** SET EXERCISE **
Repeat each line exactly as it is written.

** GIVEN RECORDS **

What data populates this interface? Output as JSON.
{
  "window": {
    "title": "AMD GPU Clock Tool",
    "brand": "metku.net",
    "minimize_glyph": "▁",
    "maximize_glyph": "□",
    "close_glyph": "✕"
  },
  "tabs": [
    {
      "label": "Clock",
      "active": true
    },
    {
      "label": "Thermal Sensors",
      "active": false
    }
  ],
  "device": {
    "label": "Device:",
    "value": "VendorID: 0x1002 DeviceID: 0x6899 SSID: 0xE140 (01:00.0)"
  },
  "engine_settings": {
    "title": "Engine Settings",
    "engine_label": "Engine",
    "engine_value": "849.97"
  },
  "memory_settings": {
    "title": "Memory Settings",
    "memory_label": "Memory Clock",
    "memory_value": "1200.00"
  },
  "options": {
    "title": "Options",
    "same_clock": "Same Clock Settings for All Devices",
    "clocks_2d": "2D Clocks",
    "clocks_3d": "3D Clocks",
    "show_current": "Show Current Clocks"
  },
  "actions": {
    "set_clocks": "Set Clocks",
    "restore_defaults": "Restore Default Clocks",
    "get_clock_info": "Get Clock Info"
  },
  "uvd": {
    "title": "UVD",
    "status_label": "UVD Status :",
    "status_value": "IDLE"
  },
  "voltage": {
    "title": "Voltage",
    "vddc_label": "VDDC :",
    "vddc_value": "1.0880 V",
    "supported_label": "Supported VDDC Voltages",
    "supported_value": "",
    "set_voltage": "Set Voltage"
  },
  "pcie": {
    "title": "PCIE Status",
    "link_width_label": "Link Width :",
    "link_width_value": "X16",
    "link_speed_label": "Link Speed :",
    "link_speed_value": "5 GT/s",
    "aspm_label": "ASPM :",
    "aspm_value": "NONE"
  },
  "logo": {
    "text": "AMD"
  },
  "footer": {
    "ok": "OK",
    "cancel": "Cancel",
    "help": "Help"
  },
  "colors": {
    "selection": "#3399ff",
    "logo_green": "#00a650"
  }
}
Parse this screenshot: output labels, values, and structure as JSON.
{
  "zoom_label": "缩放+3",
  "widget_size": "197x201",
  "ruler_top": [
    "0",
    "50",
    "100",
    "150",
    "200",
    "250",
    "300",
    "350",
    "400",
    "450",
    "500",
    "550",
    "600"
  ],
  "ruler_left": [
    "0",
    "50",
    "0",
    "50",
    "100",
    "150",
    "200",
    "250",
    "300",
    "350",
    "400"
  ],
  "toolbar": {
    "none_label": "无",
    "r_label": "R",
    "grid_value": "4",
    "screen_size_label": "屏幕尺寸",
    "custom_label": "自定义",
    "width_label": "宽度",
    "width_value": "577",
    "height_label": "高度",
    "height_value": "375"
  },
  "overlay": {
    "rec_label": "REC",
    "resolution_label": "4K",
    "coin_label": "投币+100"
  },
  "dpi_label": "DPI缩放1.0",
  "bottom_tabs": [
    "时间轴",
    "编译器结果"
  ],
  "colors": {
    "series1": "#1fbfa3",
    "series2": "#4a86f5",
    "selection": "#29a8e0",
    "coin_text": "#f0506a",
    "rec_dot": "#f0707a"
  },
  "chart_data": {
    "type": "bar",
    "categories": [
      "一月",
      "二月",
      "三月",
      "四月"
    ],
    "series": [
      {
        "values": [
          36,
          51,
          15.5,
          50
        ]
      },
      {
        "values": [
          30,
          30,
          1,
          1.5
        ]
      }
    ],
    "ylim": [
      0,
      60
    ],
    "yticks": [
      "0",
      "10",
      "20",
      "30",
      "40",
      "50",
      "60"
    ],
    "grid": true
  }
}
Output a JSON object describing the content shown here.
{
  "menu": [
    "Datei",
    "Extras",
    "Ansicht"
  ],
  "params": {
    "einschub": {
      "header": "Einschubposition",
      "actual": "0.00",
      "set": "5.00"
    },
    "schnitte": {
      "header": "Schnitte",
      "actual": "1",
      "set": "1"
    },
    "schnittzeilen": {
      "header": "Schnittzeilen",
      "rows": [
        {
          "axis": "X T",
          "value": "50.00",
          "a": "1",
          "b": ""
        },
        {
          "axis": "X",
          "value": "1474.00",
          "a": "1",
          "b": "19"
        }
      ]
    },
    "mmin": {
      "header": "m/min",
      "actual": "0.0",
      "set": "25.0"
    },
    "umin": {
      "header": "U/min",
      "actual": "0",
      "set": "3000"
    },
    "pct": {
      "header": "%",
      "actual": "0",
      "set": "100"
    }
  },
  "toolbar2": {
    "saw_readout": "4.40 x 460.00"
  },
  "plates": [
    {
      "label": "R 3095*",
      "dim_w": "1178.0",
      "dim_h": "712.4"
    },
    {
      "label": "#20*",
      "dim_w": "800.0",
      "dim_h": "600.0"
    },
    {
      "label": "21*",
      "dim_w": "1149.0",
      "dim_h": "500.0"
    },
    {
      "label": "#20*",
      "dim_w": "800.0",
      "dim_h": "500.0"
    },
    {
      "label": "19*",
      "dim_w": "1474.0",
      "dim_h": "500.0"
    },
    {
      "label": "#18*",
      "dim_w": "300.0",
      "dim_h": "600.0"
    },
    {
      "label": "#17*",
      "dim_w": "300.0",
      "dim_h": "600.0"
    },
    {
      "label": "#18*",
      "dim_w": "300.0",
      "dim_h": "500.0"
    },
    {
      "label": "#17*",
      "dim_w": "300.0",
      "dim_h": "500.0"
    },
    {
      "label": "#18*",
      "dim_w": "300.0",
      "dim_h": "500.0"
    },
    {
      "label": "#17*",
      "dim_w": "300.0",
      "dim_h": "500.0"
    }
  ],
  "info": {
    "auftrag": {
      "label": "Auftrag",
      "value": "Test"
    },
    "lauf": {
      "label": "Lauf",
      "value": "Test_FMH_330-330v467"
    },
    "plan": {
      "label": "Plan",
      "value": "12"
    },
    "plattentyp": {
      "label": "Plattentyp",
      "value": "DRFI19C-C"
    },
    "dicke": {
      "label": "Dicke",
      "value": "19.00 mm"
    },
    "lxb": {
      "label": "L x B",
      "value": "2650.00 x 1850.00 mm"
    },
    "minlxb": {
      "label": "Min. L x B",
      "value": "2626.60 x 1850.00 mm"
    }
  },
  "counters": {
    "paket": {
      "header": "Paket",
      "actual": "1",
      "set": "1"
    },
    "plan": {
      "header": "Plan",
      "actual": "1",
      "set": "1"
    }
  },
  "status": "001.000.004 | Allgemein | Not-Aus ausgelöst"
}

** RESPONSE **
What data populates this interface? Output as JSON.
{
  "window": {
    "title": "AMD GPU Clock Tool",
    "brand": "metku.net",
    "minimize_glyph": "▁",
    "maximize_glyph": "□",
    "close_glyph": "✕"
  },
  "tabs": [
    {
      "label": "Clock",
      "active": true
    },
    {
      "label": "Thermal Sensors",
      "active": false
    }
  ],
  "device": {
    "label": "Device:",
    "value": "VendorID: 0x1002 DeviceID: 0x6899 SSID: 0xE140 (01:00.0)"
  },
  "engine_settings": {
    "title": "Engine Settings",
    "engine_label": "Engine",
    "engine_value": "849.97"
  },
  "memory_settings": {
    "title": "Memory Settings",
    "memory_label": "Memory Clock",
    "memory_value": "1200.00"
  },
  "options": {
    "title": "Options",
    "same_clock": "Same Clock Settings for All Devices",
    "clocks_2d": "2D Clocks",
    "clocks_3d": "3D Clocks",
    "show_current": "Show Current Clocks"
  },
  "actions": {
    "set_clocks": "Set Clocks",
    "restore_defaults": "Restore Default Clocks",
    "get_clock_info": "Get Clock Info"
  },
  "uvd": {
    "title": "UVD",
    "status_label": "UVD Status :",
    "status_value": "IDLE"
  },
  "voltage": {
    "title": "Voltage",
    "vddc_label": "VDDC :",
    "vddc_value": "1.0880 V",
    "supported_label": "Supported VDDC Voltages",
    "supported_value": "",
    "set_voltage": "Set Voltage"
  },
  "pcie": {
    "title": "PCIE Status",
    "link_width_label": "Link Width :",
    "link_width_value": "X16",
    "link_speed_label": "Link Speed :",
    "link_speed_value": "5 GT/s",
    "aspm_label": "ASPM :",
    "aspm_value": "NONE"
  },
  "logo": {
    "text": "AMD"
  },
  "footer": {
    "ok": "OK",
    "cancel": "Cancel",
    "help": "Help"
  },
  "colors": {
    "selection": "#3399ff",
    "logo_green": "#00a650"
  }
}
Parse this screenshot: output labels, values, and structure as JSON.
{
  "zoom_label": "缩放+3",
  "widget_size": "197x201",
  "ruler_top": [
    "0",
    "50",
    "100",
    "150",
    "200",
    "250",
    "300",
    "350",
    "400",
    "450",
    "500",
    "550",
    "600"
  ],
  "ruler_left": [
    "0",
    "50",
    "0",
    "50",
    "100",
    "150",
    "200",
    "250",
    "300",
    "350",
    "400"
  ],
  "toolbar": {
    "none_label": "无",
    "r_label": "R",
    "grid_value": "4",
    "screen_size_label": "屏幕尺寸",
    "custom_label": "自定义",
    "width_label": "宽度",
    "width_value": "577",
    "height_label": "高度",
    "height_value": "375"
  },
  "overlay": {
    "rec_label": "REC",
    "resolution_label": "4K",
    "coin_label": "投币+100"
  },
  "dpi_label": "DPI缩放1.0",
  "bottom_tabs": [
    "时间轴",
    "编译器结果"
  ],
  "colors": {
    "series1": "#1fbfa3",
    "series2": "#4a86f5",
    "selection": "#29a8e0",
    "coin_text": "#f0506a",
    "rec_dot": "#f0707a"
  },
  "chart_data": {
    "type": "bar",
    "categories": [
      "一月",
      "二月",
      "三月",
      "四月"
    ],
    "series": [
      {
        "values": [
          36,
          51,
          15.5,
          50
        ]
      },
      {
        "values": [
          30,
          30,
          1,
          1.5
        ]
      }
    ],
    "ylim": [
      0,
      60
    ],
    "yticks": [
      "0",
      "10",
      "20",
      "30",
      "40",
      "50",
      "60"
    ],
    "grid": true
  }
}
Output a JSON object describing the content shown here.
{
  "menu": [
    "Datei",
    "Extras",
    "Ansicht"
  ],
  "params": {
    "einschub": {
      "header": "Einschubposition",
      "actual": "0.00",
      "set": "5.00"
    },
    "schnitte": {
      "header": "Schnitte",
      "actual": "1",
      "set": "1"
    },
    "schnittzeilen": {
      "header": "Schnittzeilen",
      "rows": [
        {
          "axis": "X T",
          "value": "50.00",
          "a": "1",
          "b": ""
        },
        {
          "axis": "X",
          "value": "1474.00",
          "a": "1",
          "b": "19"
        }
      ]
    },
    "mmin": {
      "header": "m/min",
      "actual": "0.0",
      "set": "25.0"
    },
    "umin": {
      "header": "U/min",
      "actual": "0",
      "set": "3000"
    },
    "pct": {
      "header": "%",
      "actual": "0",
      "set": "100"
    }
  },
  "toolbar2": {
    "saw_readout": "4.40 x 460.00"
  },
  "plates": [
    {
      "label": "R 3095*",
      "dim_w": "1178.0",
      "dim_h": "712.4"
    },
    {
      "label": "#20*",
      "dim_w": "800.0",
      "dim_h": "600.0"
    },
    {
      "label": "21*",
      "dim_w": "1149.0",
      "dim_h": "500.0"
    },
    {
      "label": "#20*",
      "dim_w": "800.0",
      "dim_h": "500.0"
    },
    {
      "label": "19*",
      "dim_w": "1474.0",
      "dim_h": "500.0"
    },
    {
      "label": "#18*",
      "dim_w": "300.0",
      "dim_h": "600.0"
    },
    {
      "label": "#17*",
      "dim_w": "300.0",
      "dim_h": "600.0"
    },
    {
      "label": "#18*",
      "dim_w": "300.0",
      "dim_h": "500.0"
    },
    {
      "label": "#17*",
      "dim_w": "300.0",
      "dim_h": "500.0"
    },
    {
      "label": "#18*",
      "dim_w": "300.0",
      "dim_h": "500.0"
    },
    {
      "label": "#17*",
      "dim_w": "300.0",
      "dim_h": "500.0"
    }
  ],
  "info": {
    "auftrag": {
      "label": "Auftrag",
      "value": "Test"
    },
    "lauf": {
      "label": "Lauf",
      "value": "Test_FMH_330-330v467"
    },
    "plan": {
      "label": "Plan",
      "value": "12"
    },
    "plattentyp": {
      "label": "Plattentyp",
      "value": "DRFI19C-C"
    },
    "dicke": {
      "label": "Dicke",
      "value": "19.00 mm"
    },
    "lxb": {
      "label": "L x B",
      "value": "2650.00 x 1850.00 mm"
    },
    "minlxb": {
      "label": "Min. L x B",
      "value": "2626.60 x 1850.00 mm"
    }
  },
  "counters": {
    "paket": {
      "header": "Paket",
      "actual": "1",
      "set": "1"
    },
    "plan": {
      "header": "Plan",
      "actual": "1",
      "set": "1"
    }
  },
  "status": "001.000.004 | Allgemein | Not-Aus ausgelöst"
}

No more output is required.